▸ **INFORMATION SUPPLIED**
....................
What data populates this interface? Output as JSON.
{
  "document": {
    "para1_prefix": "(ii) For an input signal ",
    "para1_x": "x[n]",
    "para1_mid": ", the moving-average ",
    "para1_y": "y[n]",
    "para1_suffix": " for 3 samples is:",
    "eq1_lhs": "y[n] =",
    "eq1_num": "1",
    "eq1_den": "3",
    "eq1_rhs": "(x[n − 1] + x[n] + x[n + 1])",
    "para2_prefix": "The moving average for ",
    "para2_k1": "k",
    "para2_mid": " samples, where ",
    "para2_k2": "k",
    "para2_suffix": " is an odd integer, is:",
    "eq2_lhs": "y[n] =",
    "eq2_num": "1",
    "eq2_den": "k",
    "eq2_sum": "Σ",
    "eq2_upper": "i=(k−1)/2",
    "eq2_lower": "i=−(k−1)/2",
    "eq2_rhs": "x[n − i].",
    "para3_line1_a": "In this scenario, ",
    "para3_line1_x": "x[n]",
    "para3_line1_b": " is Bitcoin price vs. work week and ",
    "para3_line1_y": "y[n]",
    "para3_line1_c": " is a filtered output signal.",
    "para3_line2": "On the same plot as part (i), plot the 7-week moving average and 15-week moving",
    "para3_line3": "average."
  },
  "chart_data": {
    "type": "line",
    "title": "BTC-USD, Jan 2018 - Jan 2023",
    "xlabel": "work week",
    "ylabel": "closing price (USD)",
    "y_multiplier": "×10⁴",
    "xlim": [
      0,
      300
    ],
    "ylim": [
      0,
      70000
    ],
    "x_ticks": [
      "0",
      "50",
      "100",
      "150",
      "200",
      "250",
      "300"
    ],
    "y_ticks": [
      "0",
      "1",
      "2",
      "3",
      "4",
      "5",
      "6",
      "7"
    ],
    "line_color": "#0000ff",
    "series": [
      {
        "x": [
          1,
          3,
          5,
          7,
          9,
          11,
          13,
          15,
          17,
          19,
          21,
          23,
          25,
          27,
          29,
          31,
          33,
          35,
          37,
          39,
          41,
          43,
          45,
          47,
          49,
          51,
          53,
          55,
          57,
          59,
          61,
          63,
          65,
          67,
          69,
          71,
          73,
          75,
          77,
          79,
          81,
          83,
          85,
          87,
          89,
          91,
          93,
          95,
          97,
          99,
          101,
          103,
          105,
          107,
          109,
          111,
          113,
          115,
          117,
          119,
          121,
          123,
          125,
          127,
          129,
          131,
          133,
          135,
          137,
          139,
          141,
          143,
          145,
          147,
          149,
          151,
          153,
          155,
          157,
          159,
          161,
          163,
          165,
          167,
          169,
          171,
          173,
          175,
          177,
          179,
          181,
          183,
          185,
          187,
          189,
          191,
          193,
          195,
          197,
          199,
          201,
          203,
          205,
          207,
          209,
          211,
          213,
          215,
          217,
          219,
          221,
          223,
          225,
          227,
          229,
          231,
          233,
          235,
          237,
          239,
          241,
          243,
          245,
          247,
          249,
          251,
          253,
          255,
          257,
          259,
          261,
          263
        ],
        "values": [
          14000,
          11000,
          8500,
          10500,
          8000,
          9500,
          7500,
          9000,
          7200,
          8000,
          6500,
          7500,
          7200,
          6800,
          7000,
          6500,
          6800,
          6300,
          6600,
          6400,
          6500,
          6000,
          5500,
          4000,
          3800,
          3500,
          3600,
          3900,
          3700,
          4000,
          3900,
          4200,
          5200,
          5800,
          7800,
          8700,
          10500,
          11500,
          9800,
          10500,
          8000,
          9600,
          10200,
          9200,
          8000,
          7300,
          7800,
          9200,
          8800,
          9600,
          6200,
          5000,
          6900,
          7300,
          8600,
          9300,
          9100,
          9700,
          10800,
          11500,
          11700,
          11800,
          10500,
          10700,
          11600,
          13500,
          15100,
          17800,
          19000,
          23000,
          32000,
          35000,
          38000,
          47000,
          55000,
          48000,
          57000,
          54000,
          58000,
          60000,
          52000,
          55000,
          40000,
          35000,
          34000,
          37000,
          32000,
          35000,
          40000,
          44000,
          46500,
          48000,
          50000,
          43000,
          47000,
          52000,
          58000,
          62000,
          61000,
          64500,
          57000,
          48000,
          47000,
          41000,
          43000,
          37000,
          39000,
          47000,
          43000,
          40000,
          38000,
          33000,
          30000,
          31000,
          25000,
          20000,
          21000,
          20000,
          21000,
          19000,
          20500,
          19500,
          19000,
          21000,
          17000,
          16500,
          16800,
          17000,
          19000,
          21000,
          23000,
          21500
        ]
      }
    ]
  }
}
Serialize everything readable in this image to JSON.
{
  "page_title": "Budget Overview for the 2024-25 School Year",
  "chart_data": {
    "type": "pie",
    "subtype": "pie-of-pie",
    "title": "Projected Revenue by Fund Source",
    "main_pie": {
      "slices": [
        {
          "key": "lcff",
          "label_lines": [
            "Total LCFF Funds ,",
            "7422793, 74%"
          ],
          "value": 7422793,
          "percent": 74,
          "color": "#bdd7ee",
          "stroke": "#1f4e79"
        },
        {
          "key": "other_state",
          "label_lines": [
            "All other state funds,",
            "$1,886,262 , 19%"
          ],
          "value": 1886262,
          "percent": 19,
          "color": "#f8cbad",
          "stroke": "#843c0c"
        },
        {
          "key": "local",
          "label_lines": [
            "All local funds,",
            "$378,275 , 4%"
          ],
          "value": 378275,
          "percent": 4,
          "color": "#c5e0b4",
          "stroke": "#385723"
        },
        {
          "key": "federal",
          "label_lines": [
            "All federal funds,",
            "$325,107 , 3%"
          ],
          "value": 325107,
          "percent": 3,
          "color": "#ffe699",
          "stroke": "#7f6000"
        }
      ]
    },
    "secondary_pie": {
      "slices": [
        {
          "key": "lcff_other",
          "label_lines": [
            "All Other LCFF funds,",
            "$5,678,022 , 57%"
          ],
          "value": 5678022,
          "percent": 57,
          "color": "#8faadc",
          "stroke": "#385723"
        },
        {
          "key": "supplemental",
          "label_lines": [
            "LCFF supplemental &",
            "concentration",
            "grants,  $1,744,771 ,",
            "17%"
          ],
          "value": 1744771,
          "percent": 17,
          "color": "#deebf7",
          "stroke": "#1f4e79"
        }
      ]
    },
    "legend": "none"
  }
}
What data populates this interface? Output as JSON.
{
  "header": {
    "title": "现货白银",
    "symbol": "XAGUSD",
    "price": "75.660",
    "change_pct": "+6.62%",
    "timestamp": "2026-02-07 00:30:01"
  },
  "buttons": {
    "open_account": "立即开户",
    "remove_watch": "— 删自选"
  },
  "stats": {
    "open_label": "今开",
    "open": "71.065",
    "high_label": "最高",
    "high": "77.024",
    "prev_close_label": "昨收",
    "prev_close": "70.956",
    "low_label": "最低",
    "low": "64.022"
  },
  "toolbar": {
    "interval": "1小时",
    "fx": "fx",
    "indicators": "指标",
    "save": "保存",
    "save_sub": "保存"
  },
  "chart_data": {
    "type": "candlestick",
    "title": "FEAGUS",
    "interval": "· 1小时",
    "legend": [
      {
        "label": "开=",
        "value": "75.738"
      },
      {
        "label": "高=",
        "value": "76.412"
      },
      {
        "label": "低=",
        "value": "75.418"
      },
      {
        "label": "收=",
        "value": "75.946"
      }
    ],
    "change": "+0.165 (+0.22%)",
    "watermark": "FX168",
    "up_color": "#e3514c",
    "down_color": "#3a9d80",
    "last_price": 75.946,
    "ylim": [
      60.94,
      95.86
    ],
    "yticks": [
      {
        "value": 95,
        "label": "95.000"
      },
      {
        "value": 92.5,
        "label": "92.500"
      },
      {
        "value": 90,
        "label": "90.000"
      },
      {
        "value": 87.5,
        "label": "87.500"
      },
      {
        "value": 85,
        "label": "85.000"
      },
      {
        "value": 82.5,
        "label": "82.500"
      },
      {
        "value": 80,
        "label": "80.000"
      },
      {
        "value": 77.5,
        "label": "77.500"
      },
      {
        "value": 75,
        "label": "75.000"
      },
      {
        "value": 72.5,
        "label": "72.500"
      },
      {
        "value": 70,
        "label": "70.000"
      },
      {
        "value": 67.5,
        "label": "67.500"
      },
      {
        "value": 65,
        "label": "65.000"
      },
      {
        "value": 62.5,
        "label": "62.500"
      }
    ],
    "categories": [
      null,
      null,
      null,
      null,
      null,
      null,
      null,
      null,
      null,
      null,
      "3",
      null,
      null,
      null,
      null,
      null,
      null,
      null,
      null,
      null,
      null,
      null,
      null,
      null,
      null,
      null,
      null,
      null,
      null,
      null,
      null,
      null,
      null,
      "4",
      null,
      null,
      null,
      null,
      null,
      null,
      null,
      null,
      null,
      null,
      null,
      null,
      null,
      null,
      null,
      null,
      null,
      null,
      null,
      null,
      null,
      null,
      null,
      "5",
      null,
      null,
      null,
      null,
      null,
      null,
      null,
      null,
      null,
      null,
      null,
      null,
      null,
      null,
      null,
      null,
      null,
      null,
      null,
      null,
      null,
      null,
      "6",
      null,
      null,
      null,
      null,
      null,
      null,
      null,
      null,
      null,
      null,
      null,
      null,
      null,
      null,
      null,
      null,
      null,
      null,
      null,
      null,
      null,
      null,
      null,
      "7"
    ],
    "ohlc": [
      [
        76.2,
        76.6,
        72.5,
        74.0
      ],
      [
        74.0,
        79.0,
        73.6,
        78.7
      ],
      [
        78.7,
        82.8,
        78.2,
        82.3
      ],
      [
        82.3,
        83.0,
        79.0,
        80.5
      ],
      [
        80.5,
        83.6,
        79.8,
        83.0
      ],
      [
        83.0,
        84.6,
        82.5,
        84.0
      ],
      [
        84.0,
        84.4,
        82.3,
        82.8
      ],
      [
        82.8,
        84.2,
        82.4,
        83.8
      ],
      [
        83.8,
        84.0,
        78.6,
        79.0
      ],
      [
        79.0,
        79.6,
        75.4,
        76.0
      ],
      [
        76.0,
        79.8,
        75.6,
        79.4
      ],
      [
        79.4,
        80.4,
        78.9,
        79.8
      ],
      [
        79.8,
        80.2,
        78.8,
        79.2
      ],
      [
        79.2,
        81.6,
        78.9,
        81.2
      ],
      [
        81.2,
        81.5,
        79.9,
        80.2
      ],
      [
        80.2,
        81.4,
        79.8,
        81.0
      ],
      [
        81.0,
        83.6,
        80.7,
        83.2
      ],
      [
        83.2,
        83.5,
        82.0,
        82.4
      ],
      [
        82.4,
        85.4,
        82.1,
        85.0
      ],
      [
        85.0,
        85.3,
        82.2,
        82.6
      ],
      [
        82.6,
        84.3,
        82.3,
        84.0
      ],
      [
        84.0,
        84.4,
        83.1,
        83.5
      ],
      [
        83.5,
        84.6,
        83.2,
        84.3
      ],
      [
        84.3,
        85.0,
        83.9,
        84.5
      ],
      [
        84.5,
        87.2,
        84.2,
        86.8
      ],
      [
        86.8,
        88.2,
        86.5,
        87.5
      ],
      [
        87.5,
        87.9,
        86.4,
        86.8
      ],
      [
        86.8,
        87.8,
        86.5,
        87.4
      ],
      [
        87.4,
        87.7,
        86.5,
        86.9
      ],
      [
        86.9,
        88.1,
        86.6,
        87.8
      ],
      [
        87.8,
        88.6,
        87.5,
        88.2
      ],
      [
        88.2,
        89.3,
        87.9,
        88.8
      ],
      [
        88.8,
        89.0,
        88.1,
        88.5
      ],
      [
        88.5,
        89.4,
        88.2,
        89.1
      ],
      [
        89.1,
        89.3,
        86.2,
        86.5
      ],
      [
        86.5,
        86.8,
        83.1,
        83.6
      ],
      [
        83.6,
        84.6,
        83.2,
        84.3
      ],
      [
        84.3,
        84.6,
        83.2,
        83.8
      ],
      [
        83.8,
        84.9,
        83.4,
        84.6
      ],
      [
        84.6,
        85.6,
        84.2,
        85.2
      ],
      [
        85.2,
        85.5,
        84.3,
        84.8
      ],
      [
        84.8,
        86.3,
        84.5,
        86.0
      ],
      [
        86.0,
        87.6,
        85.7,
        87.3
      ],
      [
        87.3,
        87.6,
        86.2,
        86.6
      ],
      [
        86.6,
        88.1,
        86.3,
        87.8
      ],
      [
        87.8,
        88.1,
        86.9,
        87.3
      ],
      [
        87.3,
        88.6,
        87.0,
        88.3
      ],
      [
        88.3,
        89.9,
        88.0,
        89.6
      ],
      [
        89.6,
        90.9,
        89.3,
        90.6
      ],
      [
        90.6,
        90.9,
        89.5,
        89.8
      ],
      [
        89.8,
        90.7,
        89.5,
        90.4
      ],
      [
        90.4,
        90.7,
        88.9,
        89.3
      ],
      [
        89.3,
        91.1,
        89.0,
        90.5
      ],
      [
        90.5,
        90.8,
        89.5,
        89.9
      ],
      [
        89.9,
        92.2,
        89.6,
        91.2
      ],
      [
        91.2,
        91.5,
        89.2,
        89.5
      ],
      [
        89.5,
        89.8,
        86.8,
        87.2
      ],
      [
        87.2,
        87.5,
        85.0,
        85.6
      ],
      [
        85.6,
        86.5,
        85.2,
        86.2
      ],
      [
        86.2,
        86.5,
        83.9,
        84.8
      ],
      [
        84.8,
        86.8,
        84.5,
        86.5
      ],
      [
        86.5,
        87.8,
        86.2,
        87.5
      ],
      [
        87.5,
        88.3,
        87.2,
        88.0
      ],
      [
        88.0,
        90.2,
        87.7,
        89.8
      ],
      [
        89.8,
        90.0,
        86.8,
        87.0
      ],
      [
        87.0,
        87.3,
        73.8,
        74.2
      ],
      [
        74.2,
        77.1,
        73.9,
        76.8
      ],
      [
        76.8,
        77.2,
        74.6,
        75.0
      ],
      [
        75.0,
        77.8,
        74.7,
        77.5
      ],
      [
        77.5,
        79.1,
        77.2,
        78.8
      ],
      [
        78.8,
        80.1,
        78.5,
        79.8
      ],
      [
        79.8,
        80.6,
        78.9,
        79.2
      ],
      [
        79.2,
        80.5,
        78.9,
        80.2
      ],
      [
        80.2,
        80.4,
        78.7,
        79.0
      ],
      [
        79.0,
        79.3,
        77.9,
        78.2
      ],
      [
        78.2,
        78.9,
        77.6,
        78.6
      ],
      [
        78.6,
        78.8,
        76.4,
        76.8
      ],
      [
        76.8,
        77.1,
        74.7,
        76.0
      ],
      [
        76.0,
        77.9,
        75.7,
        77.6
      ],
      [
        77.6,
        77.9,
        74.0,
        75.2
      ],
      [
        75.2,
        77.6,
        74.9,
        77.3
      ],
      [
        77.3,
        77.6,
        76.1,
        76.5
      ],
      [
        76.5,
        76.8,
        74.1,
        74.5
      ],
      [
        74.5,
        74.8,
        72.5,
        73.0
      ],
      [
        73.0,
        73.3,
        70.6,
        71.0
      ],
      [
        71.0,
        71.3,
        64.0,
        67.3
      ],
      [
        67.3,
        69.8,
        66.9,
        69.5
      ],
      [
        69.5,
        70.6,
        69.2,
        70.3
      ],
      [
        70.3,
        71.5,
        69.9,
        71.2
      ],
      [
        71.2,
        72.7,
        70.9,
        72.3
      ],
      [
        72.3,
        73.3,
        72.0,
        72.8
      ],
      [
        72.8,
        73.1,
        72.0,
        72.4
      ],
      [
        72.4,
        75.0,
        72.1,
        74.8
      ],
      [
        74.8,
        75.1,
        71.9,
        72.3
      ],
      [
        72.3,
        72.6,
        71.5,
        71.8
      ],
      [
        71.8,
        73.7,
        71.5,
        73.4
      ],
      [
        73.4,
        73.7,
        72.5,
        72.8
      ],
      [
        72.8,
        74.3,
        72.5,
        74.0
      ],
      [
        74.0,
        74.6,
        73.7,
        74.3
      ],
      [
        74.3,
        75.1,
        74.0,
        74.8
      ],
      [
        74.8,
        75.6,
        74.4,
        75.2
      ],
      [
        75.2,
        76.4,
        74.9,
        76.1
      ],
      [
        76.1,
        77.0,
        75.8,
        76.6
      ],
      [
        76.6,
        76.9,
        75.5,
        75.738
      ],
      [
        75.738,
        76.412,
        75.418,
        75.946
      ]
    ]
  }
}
....................
▸ **SHORT TASK**
Copy each line of the entries that includes the word "signal".

▸ **RESULT FOR THIS EXERCISE**
    "para1_prefix": "(ii) For an input signal ",
    "para3_line1_c": " is a filtered output signal.",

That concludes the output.